### [What to work on]
Which lines hold the word "icon"? Show each of them.

------------------------------

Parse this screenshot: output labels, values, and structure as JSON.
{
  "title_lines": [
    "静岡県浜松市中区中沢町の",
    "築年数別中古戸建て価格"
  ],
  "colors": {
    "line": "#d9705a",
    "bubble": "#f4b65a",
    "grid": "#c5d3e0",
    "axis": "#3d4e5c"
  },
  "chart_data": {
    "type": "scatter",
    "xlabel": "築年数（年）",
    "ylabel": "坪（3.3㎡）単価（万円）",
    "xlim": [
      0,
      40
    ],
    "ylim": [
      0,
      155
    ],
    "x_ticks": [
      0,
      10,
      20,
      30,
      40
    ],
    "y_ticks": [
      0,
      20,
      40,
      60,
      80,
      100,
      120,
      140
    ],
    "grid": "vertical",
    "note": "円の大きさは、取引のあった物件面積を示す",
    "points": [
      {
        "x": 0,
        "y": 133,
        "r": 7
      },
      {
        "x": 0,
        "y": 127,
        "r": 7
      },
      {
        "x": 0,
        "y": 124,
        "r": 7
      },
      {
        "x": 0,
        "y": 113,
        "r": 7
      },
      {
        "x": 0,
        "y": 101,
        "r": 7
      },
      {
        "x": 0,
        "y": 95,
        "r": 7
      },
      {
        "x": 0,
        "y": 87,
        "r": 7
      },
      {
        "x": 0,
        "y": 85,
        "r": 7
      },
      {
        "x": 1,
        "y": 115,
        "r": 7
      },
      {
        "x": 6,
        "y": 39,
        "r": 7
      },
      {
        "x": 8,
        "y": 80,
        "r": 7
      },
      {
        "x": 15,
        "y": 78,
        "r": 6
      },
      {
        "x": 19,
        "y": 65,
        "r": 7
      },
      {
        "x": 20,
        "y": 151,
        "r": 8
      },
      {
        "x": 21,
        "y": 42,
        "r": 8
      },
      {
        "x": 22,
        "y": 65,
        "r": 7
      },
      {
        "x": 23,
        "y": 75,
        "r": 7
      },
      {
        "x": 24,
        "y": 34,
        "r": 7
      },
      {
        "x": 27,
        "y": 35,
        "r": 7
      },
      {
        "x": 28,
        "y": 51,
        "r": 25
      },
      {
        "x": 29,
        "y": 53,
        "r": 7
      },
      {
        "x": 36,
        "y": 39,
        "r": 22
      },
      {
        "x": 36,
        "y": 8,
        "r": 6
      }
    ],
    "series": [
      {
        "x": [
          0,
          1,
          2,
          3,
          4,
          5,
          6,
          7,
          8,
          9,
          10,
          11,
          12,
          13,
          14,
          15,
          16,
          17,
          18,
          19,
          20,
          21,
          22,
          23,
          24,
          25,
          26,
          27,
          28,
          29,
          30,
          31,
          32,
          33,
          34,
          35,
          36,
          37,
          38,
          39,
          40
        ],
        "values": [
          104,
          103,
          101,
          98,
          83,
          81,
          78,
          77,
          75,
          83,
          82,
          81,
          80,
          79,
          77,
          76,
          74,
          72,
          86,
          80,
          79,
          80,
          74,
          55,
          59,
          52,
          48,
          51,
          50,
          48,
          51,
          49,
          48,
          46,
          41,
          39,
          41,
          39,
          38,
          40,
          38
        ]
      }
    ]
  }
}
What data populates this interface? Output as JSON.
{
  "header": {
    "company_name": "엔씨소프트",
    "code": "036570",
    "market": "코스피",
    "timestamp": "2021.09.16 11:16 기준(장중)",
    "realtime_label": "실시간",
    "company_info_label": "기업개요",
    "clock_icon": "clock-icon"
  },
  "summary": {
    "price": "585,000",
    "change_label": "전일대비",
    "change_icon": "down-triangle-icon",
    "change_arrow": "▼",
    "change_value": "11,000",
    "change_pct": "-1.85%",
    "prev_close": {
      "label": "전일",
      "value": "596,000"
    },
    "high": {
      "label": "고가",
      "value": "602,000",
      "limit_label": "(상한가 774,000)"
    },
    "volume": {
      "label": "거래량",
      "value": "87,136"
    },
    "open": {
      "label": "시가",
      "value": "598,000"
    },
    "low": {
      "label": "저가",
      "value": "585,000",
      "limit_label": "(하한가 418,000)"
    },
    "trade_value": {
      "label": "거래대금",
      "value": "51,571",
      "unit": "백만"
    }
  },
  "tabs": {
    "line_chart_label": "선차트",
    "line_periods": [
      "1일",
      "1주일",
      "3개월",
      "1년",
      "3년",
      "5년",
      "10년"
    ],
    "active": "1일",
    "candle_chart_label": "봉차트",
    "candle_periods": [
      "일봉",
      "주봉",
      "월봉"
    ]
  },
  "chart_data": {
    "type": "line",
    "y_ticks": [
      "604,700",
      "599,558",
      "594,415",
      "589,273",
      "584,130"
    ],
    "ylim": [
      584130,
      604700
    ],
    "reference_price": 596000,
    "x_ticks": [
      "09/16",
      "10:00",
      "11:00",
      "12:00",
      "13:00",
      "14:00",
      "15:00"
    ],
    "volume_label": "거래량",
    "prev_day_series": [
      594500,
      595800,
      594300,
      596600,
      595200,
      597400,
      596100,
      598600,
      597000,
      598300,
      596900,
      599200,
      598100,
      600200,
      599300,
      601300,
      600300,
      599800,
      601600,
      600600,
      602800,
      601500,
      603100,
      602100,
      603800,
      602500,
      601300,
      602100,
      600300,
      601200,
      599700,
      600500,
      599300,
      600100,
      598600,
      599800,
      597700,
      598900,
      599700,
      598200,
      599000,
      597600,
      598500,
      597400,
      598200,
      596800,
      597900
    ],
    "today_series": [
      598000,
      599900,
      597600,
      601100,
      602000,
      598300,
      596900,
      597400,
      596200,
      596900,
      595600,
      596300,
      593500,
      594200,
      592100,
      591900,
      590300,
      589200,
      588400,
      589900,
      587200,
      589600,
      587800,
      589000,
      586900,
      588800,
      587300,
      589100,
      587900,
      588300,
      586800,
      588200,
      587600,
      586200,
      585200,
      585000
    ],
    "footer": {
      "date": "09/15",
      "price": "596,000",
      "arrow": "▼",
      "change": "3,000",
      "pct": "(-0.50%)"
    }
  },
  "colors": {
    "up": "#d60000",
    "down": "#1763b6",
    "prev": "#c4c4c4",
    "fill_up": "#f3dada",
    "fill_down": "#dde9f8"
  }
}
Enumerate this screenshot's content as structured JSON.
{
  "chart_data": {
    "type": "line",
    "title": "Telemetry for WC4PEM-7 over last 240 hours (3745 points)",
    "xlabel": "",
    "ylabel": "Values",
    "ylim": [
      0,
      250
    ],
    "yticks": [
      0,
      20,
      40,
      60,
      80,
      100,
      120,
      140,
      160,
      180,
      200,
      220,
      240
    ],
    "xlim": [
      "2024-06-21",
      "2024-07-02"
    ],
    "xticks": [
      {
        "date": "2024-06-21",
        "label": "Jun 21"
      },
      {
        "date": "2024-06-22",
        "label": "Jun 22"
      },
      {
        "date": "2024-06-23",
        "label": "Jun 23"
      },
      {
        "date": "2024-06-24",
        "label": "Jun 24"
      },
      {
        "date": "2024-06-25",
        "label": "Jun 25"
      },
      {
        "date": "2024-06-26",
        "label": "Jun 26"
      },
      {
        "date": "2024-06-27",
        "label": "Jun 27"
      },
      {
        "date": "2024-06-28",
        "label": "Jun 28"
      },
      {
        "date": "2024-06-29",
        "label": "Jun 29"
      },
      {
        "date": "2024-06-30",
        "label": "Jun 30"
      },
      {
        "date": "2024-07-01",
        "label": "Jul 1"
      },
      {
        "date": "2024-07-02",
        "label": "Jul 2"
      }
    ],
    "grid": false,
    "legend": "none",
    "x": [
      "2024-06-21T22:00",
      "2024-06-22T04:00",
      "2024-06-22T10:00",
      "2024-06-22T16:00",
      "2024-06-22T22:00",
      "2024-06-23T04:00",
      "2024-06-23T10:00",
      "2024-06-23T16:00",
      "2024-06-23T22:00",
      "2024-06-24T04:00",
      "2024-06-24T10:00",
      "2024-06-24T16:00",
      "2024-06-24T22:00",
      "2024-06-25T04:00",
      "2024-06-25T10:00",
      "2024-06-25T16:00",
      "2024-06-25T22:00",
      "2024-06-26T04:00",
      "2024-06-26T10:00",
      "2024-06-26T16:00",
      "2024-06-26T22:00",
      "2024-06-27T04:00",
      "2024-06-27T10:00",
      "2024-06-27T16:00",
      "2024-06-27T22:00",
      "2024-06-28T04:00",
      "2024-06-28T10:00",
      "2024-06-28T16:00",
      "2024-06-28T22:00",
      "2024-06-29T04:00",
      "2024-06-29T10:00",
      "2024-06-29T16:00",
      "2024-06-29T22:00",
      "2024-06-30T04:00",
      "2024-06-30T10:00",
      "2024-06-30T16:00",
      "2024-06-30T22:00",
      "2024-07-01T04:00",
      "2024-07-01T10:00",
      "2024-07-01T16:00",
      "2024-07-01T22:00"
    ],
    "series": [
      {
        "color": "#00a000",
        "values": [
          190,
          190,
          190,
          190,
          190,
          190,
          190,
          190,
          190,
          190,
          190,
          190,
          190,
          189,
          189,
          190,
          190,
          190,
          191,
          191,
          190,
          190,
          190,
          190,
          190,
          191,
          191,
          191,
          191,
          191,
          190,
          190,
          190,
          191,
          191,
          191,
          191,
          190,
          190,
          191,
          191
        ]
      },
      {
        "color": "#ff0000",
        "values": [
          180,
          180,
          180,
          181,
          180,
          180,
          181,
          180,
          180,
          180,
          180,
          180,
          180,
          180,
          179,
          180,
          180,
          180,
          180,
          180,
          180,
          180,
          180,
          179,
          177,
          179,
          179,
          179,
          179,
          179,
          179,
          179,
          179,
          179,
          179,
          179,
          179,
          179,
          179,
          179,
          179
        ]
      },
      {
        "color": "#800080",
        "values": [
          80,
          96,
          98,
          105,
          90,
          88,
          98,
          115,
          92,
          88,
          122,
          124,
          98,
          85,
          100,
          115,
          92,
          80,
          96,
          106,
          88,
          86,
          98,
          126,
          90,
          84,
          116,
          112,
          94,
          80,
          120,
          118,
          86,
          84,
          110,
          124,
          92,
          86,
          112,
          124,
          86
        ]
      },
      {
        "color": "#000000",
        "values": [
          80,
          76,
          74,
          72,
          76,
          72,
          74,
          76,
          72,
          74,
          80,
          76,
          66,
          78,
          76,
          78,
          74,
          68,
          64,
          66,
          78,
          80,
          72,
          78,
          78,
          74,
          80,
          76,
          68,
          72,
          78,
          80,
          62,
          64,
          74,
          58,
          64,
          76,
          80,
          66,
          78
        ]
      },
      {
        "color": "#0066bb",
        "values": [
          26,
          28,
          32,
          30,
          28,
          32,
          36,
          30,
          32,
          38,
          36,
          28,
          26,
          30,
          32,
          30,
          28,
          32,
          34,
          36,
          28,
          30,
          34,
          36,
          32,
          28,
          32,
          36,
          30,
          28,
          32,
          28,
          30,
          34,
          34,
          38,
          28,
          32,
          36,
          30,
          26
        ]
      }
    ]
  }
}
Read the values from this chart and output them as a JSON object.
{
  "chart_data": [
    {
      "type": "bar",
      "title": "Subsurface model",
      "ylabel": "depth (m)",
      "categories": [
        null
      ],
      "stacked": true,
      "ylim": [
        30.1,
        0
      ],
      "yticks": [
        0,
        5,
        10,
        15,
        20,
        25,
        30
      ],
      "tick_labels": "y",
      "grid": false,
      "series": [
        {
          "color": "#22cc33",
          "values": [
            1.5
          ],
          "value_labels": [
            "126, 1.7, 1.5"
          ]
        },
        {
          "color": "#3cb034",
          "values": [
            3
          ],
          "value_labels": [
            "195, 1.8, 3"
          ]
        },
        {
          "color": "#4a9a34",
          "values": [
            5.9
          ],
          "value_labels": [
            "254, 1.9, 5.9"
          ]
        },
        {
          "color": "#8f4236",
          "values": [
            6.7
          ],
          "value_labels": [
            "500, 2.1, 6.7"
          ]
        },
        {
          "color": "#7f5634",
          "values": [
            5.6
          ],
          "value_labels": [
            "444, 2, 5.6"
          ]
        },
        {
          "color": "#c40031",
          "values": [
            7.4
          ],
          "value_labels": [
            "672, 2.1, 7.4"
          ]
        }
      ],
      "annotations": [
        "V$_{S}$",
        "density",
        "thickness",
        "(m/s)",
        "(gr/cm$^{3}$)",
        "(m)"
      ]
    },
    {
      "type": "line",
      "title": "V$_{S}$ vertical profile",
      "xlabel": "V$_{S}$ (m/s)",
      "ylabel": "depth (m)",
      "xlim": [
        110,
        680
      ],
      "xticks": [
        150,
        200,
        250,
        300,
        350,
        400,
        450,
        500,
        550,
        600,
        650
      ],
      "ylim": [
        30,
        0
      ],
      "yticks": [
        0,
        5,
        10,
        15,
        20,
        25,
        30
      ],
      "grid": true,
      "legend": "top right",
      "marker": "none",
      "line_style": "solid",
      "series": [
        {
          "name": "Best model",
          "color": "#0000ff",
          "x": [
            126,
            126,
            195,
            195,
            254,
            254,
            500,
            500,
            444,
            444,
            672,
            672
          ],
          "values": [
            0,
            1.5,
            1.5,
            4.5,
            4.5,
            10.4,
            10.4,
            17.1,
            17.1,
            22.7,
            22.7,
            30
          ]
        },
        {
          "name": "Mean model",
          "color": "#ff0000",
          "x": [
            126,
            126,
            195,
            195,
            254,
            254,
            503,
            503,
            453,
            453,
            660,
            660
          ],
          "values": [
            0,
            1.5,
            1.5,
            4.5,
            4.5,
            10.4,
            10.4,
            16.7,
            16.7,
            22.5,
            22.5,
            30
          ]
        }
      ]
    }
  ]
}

------------------------------

### [Solved exercise]
    "clock_icon": "clock-icon"
    "change_icon": "down-triangle-icon",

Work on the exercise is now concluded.